> [AIM]: Wherever the string "δασικής" appears in a line, extract that line.

> [MATERIAL FOR THE TASK]:
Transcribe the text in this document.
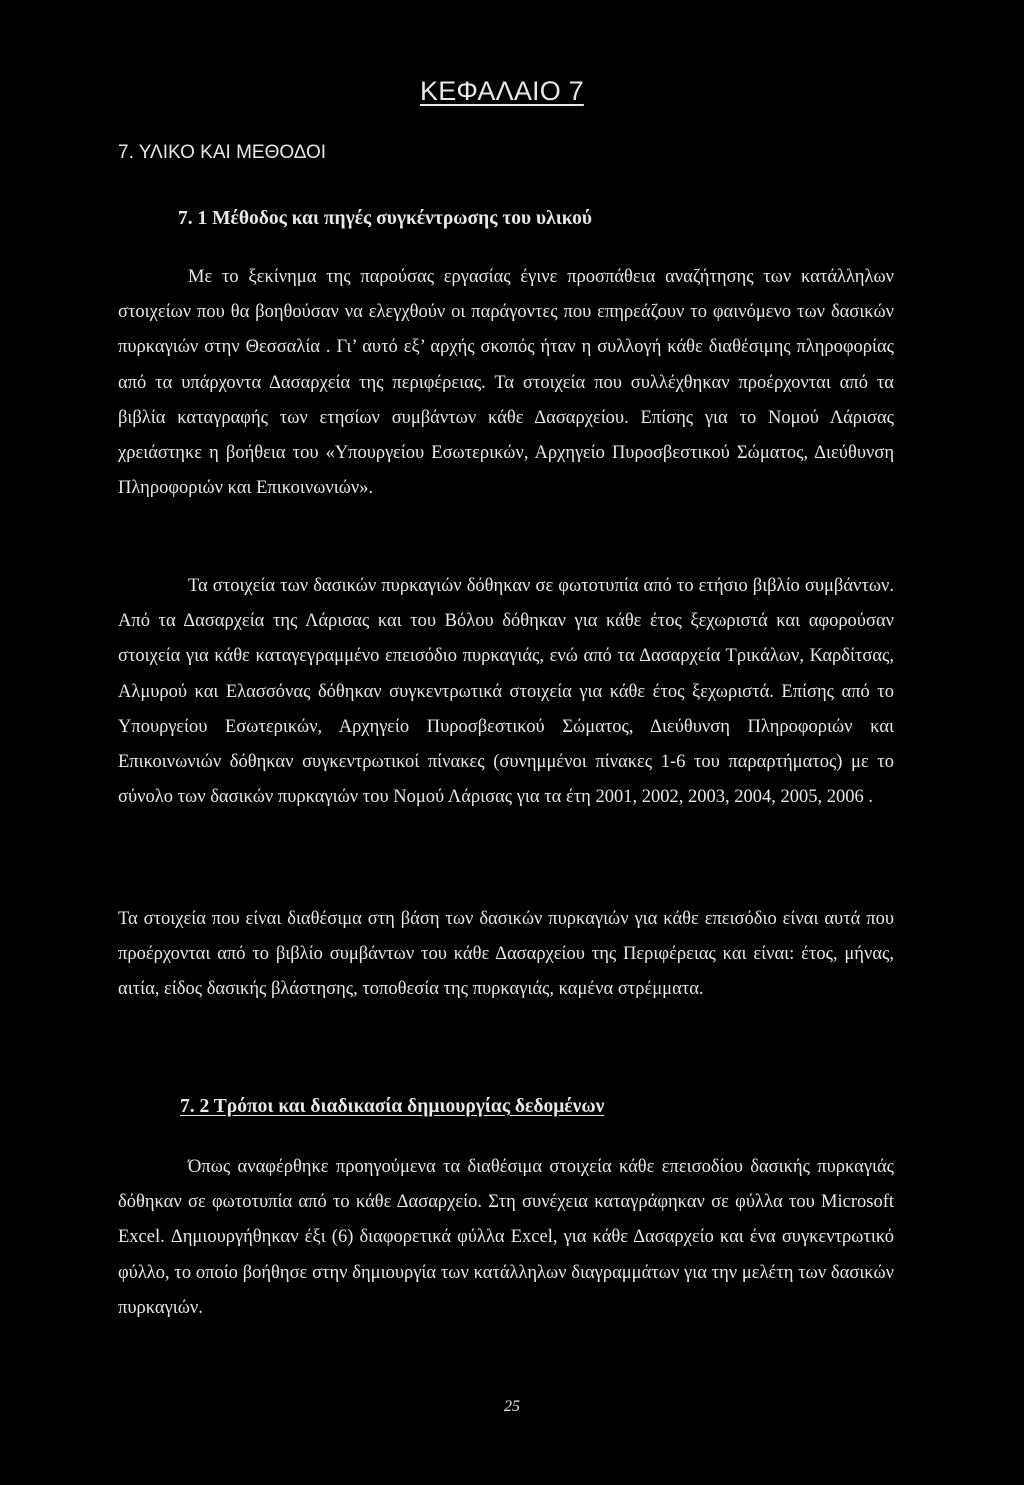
ΚΕΦΑΛΑΙΟ 7
7. ΥΛΙΚΟ ΚΑΙ ΜΕΘΟΔΟΙ
7. 1 Μέθοδος και πηγές συγκέντρωσης του υλικού

Με το ξεκίνημα της παρούσας εργασίας έγινε προσπάθεια αναζήτησης των κατάλληλων στοιχείων που θα βοηθούσαν να ελεγχθούν οι παράγοντες που επηρεάζουν το φαινόμενο των δασικών πυρκαγιών στην Θεσσαλία . Γι’ αυτό εξ’ αρχής σκοπός ήταν η συλλογή κάθε διαθέσιμης πληροφορίας από τα υπάρχοντα Δασαρχεία της περιφέρειας. Τα στοιχεία που συλλέχθηκαν προέρχονται από τα βιβλία καταγραφής των ετησίων συμβάντων κάθε Δασαρχείου. Επίσης για το Νομού Λάρισας χρειάστηκε η βοήθεια του «Υπουργείου Εσωτερικών, Αρχηγείο Πυροσβεστικού Σώματος, Διεύθυνση Πληροφοριών και Επικοινωνιών».

Τα στοιχεία των δασικών πυρκαγιών δόθηκαν σε φωτοτυπία από το ετήσιο βιβλίο συμβάντων. Από τα Δασαρχεία της Λάρισας και του Βόλου δόθηκαν για κάθε έτος ξεχωριστά και αφορούσαν στοιχεία για κάθε καταγεγραμμένο επεισόδιο πυρκαγιάς, ενώ από τα Δασαρχεία Τρικάλων, Καρδίτσας, Αλμυρού και Ελασσόνας δόθηκαν συγκεντρωτικά στοιχεία για κάθε έτος ξεχωριστά. Επίσης από το Υπουργείου Εσωτερικών, Αρχηγείο Πυροσβεστικού Σώματος, Διεύθυνση Πληροφοριών και Επικοινωνιών δόθηκαν συγκεντρωτικοί πίνακες (συνημμένοι πίνακες 1-6 του παραρτήματος) με το σύνολο των δασικών πυρκαγιών του Νομού Λάρισας για τα έτη 2001, 2002, 2003, 2004, 2005, 2006 .

Τα στοιχεία που είναι διαθέσιμα στη βάση των δασικών πυρκαγιών για κάθε επεισόδιο είναι αυτά που προέρχονται από το βιβλίο συμβάντων του κάθε Δασαρχείου της Περιφέρειας και είναι: έτος, μήνας, αιτία, είδος δασικής βλάστησης, τοποθεσία της πυρκαγιάς, καμένα στρέμματα.

7. 2 Τρόποι και διαδικασία δημιουργίας δεδομένων

Όπως αναφέρθηκε προηγούμενα τα διαθέσιμα στοιχεία κάθε επεισοδίου δασικής πυρκαγιάς δόθηκαν σε φωτοτυπία από το κάθε Δασαρχείο. Στη συνέχεια καταγράφηκαν σε φύλλα του Microsoft Excel. Δημιουργήθηκαν έξι (6) διαφορετικά φύλλα Excel, για κάθε Δασαρχείο και ένα συγκεντρωτικό φύλλο, το οποίο βοήθησε στην δημιουργία των κατάλληλων διαγραμμάτων για την μελέτη των δασικών πυρκαγιών.

25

> [EXERCISE RESULT]:
Τα στοιχεία που είναι διαθέσιμα στη βάση των δασικών πυρκαγιών για κάθε επεισόδιο είναι αυτά που προέρχονται από το βιβλίο συμβάντων του κάθε Δασαρχείου της Περιφέρειας και είναι: έτος, μήνας, αιτία, είδος δασικής βλάστησης, τοποθεσία της πυρκαγιάς, καμένα στρέμματα.
Όπως αναφέρθηκε προηγούμενα τα διαθέσιμα στοιχεία κάθε επεισοδίου δασικής πυρκαγιάς δόθηκαν σε φωτοτυπία από το κάθε Δασαρχείο. Στη συνέχεια καταγράφηκαν σε φύλλα του Microsoft Excel. Δημιουργήθηκαν έξι (6) διαφορετικά φύλλα Excel, για κάθε Δασαρχείο και ένα συγκεντρωτικό φύλλο, το οποίο βοήθησε στην δημιουργία των κατάλληλων διαγραμμάτων για την μελέτη των δασικών πυρκαγιών.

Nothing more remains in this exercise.